REQUEST: Restate the full set of records exactly, without adding or dropping a word.

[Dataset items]

⟨

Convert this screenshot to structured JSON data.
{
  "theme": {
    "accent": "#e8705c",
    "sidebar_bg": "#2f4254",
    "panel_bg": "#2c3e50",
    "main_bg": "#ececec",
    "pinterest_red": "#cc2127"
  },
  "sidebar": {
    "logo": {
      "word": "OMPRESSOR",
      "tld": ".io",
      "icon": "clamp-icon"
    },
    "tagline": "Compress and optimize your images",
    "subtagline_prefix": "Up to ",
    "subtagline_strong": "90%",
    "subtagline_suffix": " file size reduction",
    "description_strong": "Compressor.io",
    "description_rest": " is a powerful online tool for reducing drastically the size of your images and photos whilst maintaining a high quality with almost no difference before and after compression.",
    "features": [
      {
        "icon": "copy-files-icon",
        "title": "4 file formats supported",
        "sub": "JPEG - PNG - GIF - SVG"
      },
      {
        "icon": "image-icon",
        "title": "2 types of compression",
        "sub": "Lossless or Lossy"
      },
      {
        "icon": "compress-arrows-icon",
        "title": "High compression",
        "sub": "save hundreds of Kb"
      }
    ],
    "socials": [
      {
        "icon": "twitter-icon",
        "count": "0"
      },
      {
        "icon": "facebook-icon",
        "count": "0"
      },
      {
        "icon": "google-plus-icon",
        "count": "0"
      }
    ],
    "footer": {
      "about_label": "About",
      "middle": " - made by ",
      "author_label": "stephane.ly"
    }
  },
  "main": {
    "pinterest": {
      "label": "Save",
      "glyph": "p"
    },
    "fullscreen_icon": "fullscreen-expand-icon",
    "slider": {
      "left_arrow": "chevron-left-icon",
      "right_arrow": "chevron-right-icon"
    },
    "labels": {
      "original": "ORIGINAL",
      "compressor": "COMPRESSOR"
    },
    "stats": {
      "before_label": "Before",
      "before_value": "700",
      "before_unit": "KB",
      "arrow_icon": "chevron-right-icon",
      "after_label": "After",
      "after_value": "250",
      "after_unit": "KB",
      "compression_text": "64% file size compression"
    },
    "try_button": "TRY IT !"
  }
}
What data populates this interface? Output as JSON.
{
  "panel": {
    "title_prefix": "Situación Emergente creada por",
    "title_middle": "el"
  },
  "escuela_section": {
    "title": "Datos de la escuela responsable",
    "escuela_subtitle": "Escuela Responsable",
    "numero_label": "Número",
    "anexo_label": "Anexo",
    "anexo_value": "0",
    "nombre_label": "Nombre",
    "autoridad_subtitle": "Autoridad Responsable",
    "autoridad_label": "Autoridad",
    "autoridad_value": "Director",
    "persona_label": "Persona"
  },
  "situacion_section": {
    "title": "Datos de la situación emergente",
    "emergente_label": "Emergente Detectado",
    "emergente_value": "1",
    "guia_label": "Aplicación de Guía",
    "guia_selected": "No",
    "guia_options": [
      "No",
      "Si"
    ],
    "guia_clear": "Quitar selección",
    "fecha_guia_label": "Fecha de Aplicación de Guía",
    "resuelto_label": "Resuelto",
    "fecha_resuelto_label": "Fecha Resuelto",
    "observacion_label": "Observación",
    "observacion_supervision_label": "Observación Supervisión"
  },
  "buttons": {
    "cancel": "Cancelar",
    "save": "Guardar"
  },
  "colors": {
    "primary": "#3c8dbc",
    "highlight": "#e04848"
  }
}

⟩

COMPLETE OUTPUT:
Convert this screenshot to structured JSON data.
{
  "theme": {
    "accent": "#e8705c",
    "sidebar_bg": "#2f4254",
    "panel_bg": "#2c3e50",
    "main_bg": "#ececec",
    "pinterest_red": "#cc2127"
  },
  "sidebar": {
    "logo": {
      "word": "OMPRESSOR",
      "tld": ".io",
      "icon": "clamp-icon"
    },
    "tagline": "Compress and optimize your images",
    "subtagline_prefix": "Up to ",
    "subtagline_strong": "90%",
    "subtagline_suffix": " file size reduction",
    "description_strong": "Compressor.io",
    "description_rest": " is a powerful online tool for reducing drastically the size of your images and photos whilst maintaining a high quality with almost no difference before and after compression.",
    "features": [
      {
        "icon": "copy-files-icon",
        "title": "4 file formats supported",
        "sub": "JPEG - PNG - GIF - SVG"
      },
      {
        "icon": "image-icon",
        "title": "2 types of compression",
        "sub": "Lossless or Lossy"
      },
      {
        "icon": "compress-arrows-icon",
        "title": "High compression",
        "sub": "save hundreds of Kb"
      }
    ],
    "socials": [
      {
        "icon": "twitter-icon",
        "count": "0"
      },
      {
        "icon": "facebook-icon",
        "count": "0"
      },
      {
        "icon": "google-plus-icon",
        "count": "0"
      }
    ],
    "footer": {
      "about_label": "About",
      "middle": " - made by ",
      "author_label": "stephane.ly"
    }
  },
  "main": {
    "pinterest": {
      "label": "Save",
      "glyph": "p"
    },
    "fullscreen_icon": "fullscreen-expand-icon",
    "slider": {
      "left_arrow": "chevron-left-icon",
      "right_arrow": "chevron-right-icon"
    },
    "labels": {
      "original": "ORIGINAL",
      "compressor": "COMPRESSOR"
    },
    "stats": {
      "before_label": "Before",
      "before_value": "700",
      "before_unit": "KB",
      "arrow_icon": "chevron-right-icon",
      "after_label": "After",
      "after_value": "250",
      "after_unit": "KB",
      "compression_text": "64% file size compression"
    },
    "try_button": "TRY IT !"
  }
}
What data populates this interface? Output as JSON.
{
  "panel": {
    "title_prefix": "Situación Emergente creada por",
    "title_middle": "el"
  },
  "escuela_section": {
    "title": "Datos de la escuela responsable",
    "escuela_subtitle": "Escuela Responsable",
    "numero_label": "Número",
    "anexo_label": "Anexo",
    "anexo_value": "0",
    "nombre_label": "Nombre",
    "autoridad_subtitle": "Autoridad Responsable",
    "autoridad_label": "Autoridad",
    "autoridad_value": "Director",
    "persona_label": "Persona"
  },
  "situacion_section": {
    "title": "Datos de la situación emergente",
    "emergente_label": "Emergente Detectado",
    "emergente_value": "1",
    "guia_label": "Aplicación de Guía",
    "guia_selected": "No",
    "guia_options": [
      "No",
      "Si"
    ],
    "guia_clear": "Quitar selección",
    "fecha_guia_label": "Fecha de Aplicación de Guía",
    "resuelto_label": "Resuelto",
    "fecha_resuelto_label": "Fecha Resuelto",
    "observacion_label": "Observación",
    "observacion_supervision_label": "Observación Supervisión"
  },
  "buttons": {
    "cancel": "Cancelar",
    "save": "Guardar"
  },
  "colors": {
    "primary": "#3c8dbc",
    "highlight": "#e04848"
  }
}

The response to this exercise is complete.